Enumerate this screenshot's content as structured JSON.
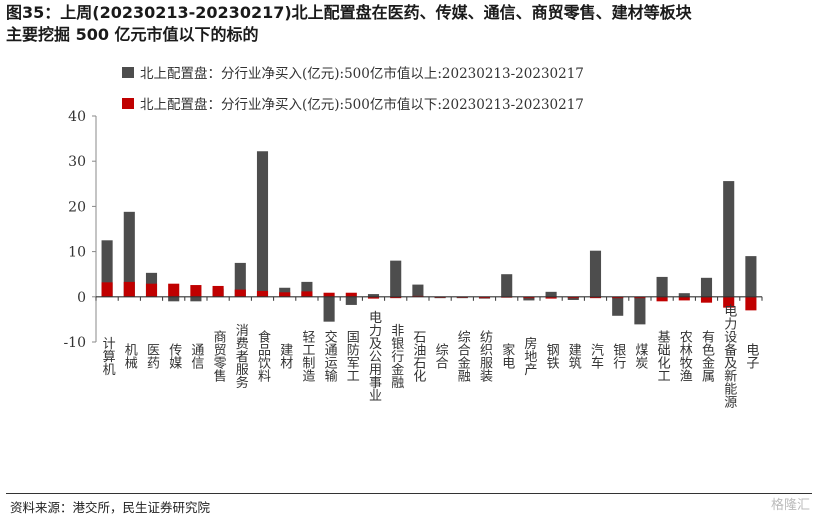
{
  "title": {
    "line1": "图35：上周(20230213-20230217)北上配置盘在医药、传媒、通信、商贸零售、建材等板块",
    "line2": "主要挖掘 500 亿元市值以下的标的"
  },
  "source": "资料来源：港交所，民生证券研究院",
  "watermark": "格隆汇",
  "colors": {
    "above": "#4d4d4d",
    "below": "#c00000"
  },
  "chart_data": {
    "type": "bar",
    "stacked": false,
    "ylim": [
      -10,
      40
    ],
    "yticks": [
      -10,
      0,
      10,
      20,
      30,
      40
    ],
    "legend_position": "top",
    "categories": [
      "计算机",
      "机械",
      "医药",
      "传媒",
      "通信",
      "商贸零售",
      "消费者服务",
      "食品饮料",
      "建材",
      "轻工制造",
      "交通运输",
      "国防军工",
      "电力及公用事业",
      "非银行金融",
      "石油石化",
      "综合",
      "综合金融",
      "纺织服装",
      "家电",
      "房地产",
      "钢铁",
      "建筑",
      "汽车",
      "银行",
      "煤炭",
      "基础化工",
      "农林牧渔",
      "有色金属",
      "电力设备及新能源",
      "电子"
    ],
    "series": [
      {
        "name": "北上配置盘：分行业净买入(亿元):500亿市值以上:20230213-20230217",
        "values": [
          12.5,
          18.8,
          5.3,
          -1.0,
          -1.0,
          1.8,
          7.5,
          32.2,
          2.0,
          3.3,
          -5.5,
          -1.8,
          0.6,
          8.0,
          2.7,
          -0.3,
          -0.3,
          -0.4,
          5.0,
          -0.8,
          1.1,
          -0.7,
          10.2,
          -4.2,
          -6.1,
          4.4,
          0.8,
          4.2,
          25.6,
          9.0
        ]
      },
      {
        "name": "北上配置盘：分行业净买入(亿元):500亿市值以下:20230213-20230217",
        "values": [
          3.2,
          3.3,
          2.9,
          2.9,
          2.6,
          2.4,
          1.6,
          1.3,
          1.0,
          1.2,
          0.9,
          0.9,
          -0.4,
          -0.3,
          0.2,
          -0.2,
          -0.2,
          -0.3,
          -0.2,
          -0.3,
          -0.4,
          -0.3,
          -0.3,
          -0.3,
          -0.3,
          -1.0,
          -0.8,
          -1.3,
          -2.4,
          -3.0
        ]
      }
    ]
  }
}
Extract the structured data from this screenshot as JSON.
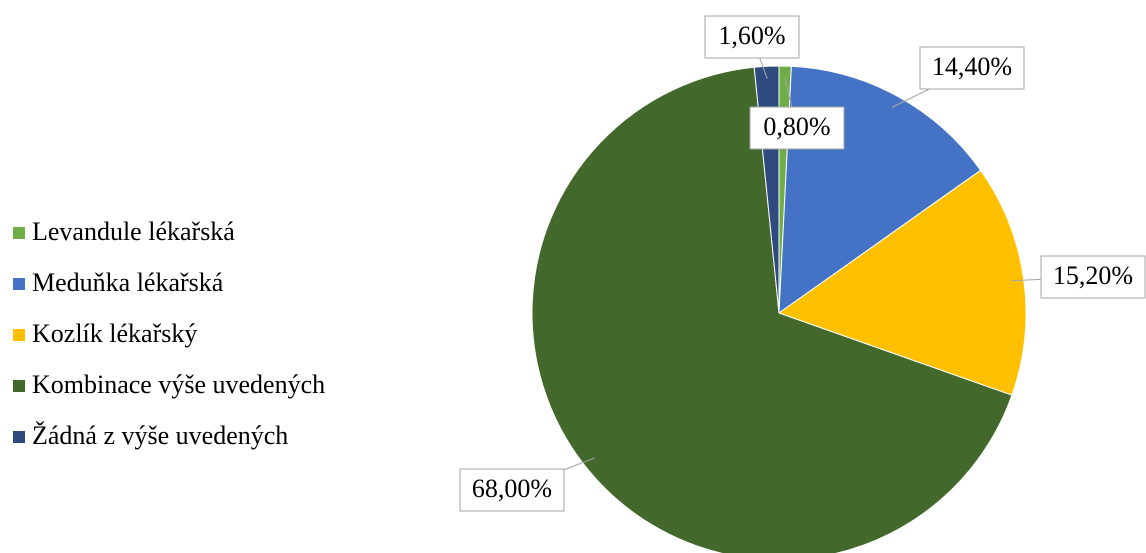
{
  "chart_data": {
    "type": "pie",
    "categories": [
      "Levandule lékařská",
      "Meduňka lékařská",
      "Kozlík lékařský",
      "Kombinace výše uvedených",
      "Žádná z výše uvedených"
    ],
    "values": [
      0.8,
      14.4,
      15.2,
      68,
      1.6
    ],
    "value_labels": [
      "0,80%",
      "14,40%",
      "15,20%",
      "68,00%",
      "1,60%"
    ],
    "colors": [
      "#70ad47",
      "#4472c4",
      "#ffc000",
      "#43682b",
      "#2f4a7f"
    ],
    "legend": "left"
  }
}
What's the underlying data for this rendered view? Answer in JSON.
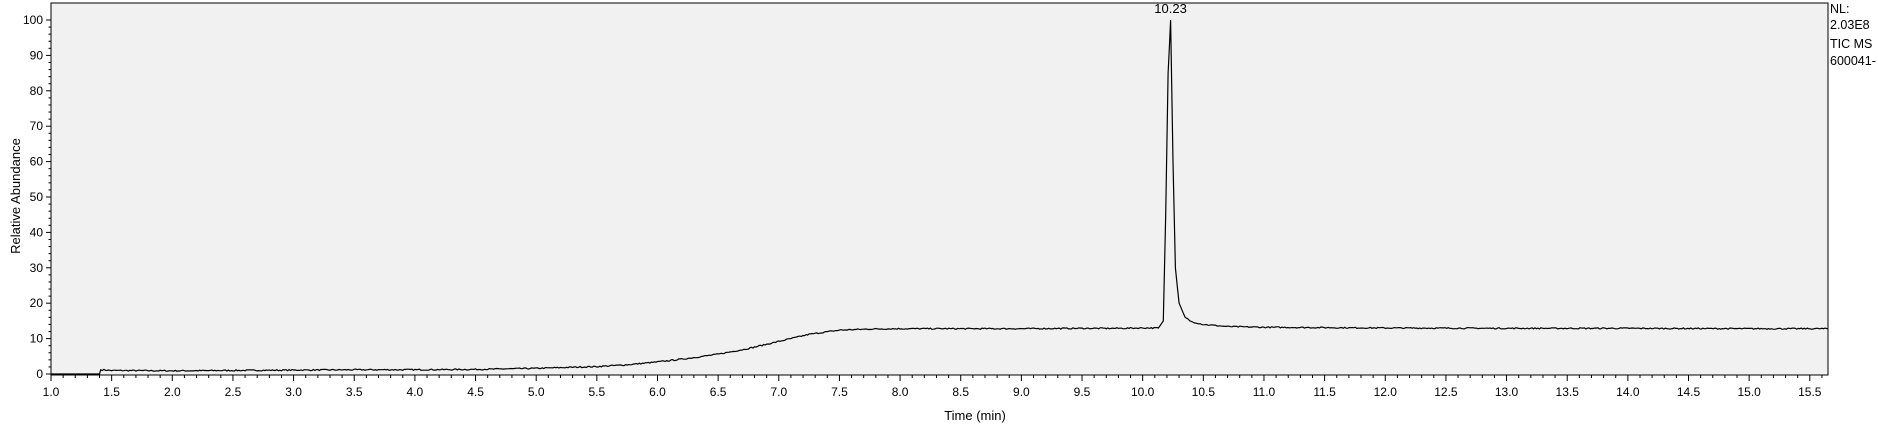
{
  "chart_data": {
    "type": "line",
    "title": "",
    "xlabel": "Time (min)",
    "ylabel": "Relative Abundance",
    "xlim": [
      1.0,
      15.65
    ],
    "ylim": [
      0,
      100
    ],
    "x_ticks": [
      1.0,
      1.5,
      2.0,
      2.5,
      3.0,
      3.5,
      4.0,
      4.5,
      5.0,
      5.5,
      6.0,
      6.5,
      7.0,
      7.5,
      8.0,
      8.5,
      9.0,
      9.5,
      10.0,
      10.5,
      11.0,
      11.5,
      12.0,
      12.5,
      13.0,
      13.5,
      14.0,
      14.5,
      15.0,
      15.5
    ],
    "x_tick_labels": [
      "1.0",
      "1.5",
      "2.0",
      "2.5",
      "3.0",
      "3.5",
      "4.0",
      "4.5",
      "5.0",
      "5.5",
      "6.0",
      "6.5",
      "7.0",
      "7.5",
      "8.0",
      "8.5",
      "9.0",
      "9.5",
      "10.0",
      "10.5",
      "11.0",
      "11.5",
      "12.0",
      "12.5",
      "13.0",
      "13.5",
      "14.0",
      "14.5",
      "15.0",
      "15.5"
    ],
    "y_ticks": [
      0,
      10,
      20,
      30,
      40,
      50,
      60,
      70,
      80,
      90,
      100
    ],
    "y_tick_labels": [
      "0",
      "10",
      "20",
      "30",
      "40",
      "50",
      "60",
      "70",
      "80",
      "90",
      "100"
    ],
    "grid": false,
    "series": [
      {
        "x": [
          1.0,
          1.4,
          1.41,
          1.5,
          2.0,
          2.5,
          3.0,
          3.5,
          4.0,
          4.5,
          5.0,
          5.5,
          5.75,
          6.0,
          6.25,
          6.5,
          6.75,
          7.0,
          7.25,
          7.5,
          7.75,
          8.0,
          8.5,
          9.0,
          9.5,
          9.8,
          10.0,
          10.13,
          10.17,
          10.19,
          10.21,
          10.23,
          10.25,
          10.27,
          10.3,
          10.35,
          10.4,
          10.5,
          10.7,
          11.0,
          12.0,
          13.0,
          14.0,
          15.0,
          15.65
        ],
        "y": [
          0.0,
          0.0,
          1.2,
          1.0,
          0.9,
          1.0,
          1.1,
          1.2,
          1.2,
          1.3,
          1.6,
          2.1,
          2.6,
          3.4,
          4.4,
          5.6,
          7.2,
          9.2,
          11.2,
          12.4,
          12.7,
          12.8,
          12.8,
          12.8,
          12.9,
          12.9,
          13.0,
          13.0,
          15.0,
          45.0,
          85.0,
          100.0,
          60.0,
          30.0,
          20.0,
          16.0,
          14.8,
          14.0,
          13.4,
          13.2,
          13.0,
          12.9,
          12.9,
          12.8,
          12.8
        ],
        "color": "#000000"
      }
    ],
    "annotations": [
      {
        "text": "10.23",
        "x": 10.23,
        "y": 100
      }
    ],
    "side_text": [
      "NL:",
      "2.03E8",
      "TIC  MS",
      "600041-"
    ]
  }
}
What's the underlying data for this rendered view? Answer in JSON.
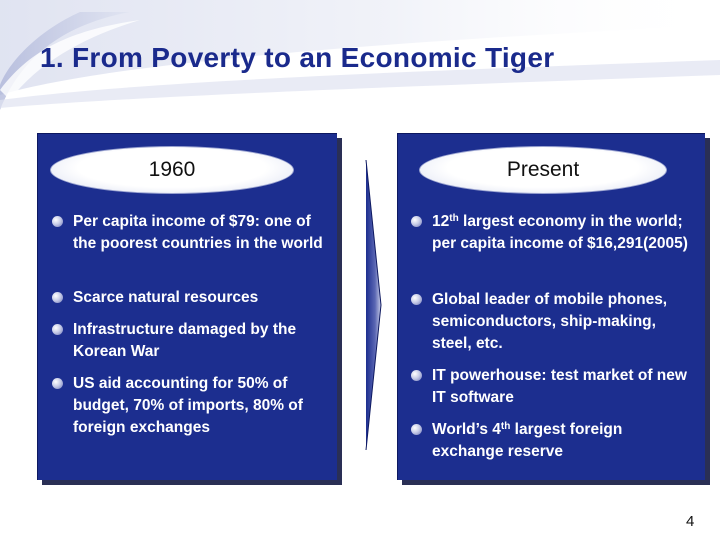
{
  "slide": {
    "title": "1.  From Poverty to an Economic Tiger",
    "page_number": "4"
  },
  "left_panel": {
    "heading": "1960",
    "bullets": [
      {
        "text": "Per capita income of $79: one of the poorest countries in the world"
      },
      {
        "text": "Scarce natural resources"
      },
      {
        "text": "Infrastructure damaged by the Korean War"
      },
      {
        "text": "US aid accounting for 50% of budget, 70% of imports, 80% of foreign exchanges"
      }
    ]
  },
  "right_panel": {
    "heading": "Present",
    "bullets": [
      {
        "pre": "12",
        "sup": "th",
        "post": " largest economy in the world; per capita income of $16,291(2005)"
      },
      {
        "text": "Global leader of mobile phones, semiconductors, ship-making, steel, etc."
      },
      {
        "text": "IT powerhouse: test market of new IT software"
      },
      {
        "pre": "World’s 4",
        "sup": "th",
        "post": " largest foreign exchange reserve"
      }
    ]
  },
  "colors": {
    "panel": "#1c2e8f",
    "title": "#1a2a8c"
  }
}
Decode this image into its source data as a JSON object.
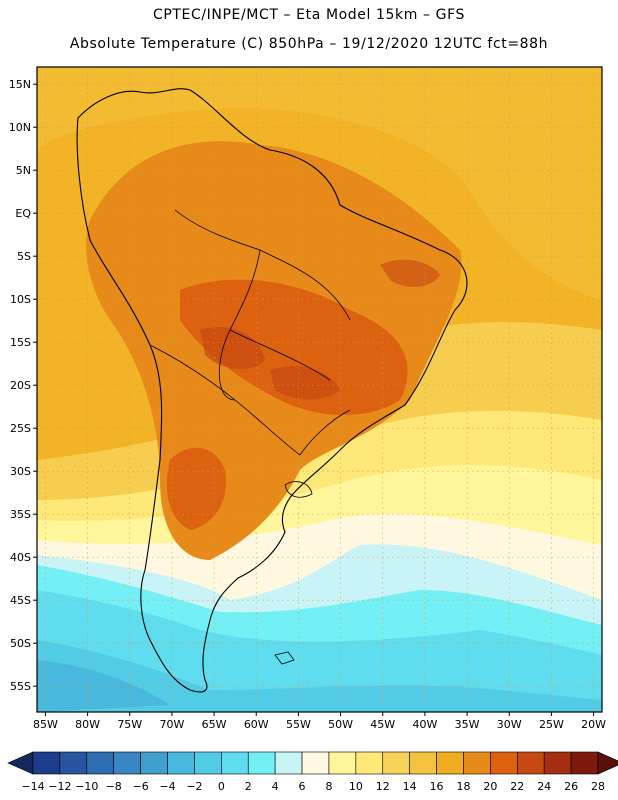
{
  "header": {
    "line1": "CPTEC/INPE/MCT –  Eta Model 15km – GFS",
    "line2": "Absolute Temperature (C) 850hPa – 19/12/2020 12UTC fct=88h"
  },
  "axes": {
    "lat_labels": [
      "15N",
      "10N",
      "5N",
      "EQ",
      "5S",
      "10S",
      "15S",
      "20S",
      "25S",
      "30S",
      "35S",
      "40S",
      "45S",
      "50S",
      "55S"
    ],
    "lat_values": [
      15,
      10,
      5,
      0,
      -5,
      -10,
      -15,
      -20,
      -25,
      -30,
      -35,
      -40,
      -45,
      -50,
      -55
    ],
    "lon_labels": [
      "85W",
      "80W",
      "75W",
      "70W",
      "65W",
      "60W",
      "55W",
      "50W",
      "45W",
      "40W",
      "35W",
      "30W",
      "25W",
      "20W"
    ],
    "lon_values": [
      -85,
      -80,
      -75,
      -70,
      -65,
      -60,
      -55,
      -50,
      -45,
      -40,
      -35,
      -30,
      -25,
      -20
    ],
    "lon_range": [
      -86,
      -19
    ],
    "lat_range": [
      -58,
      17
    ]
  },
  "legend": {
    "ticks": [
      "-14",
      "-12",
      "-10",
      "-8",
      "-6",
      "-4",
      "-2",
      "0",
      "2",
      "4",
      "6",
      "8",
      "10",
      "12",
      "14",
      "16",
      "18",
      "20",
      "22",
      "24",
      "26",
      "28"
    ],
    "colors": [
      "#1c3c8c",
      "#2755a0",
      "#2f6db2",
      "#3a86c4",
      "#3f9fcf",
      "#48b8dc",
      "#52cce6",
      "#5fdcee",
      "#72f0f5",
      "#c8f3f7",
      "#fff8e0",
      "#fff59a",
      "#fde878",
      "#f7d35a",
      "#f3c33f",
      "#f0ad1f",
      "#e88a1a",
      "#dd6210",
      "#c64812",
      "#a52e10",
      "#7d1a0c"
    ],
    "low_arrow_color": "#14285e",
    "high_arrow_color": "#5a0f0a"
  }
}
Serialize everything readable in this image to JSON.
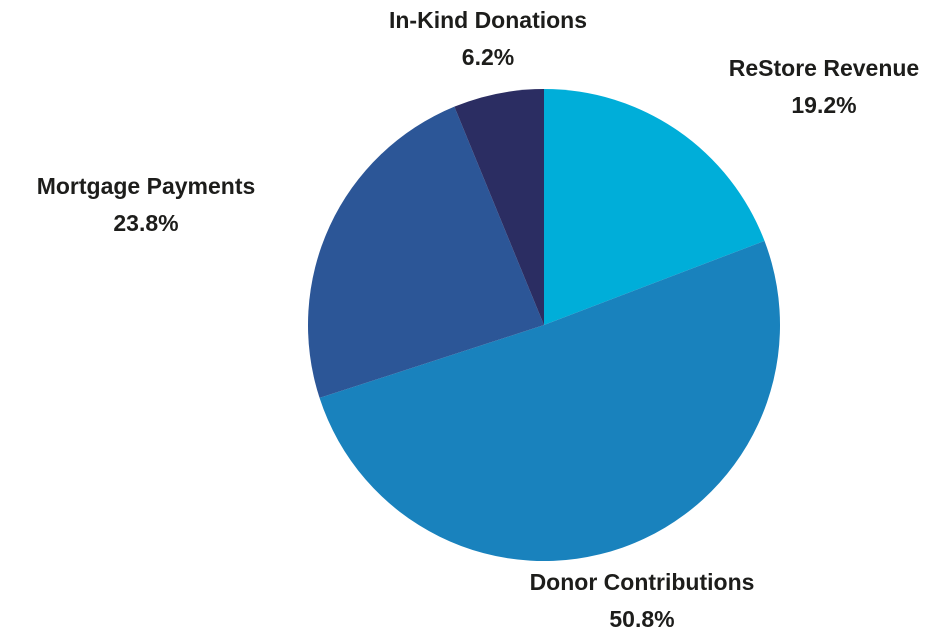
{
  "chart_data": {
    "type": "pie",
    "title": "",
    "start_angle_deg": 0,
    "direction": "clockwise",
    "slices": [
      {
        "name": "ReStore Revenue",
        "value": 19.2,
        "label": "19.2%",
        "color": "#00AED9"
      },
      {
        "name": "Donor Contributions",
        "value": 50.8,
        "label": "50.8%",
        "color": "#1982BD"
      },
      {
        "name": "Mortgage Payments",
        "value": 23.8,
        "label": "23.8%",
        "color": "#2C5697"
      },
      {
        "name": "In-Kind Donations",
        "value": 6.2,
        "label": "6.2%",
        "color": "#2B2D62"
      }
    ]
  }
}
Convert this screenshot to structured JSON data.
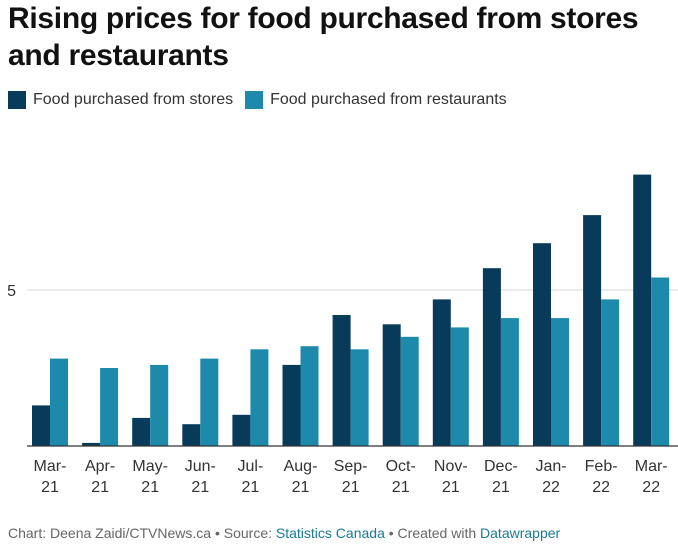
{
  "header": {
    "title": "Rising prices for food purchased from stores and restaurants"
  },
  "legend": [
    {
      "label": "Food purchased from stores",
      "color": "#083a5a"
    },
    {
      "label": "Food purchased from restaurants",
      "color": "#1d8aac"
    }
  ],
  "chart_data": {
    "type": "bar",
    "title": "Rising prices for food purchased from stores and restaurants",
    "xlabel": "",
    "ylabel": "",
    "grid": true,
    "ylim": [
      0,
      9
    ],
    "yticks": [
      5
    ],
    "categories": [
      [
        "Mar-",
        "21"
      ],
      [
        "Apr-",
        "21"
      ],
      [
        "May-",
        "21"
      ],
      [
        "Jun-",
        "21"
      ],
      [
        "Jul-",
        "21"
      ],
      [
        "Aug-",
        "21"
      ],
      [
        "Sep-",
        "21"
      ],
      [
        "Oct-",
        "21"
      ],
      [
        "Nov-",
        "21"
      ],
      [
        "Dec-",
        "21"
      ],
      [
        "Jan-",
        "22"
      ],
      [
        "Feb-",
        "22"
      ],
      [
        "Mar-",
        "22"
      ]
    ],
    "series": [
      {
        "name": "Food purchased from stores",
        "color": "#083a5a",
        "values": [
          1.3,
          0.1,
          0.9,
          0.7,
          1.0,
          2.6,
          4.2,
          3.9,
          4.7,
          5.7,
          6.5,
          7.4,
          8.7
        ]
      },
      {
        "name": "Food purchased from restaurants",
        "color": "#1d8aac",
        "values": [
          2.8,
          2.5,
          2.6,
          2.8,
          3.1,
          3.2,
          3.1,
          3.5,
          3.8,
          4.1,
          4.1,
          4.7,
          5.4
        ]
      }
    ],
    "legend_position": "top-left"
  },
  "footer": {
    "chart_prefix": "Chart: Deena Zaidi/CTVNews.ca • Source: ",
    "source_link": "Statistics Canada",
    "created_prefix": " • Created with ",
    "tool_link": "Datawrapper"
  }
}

→ Exercise goal
Reproduce every line from the entries that holds the word "uvedených".

→ Output for this exercise
      "Kombinace výše uvedených",
      "Žádná z výše uvedených"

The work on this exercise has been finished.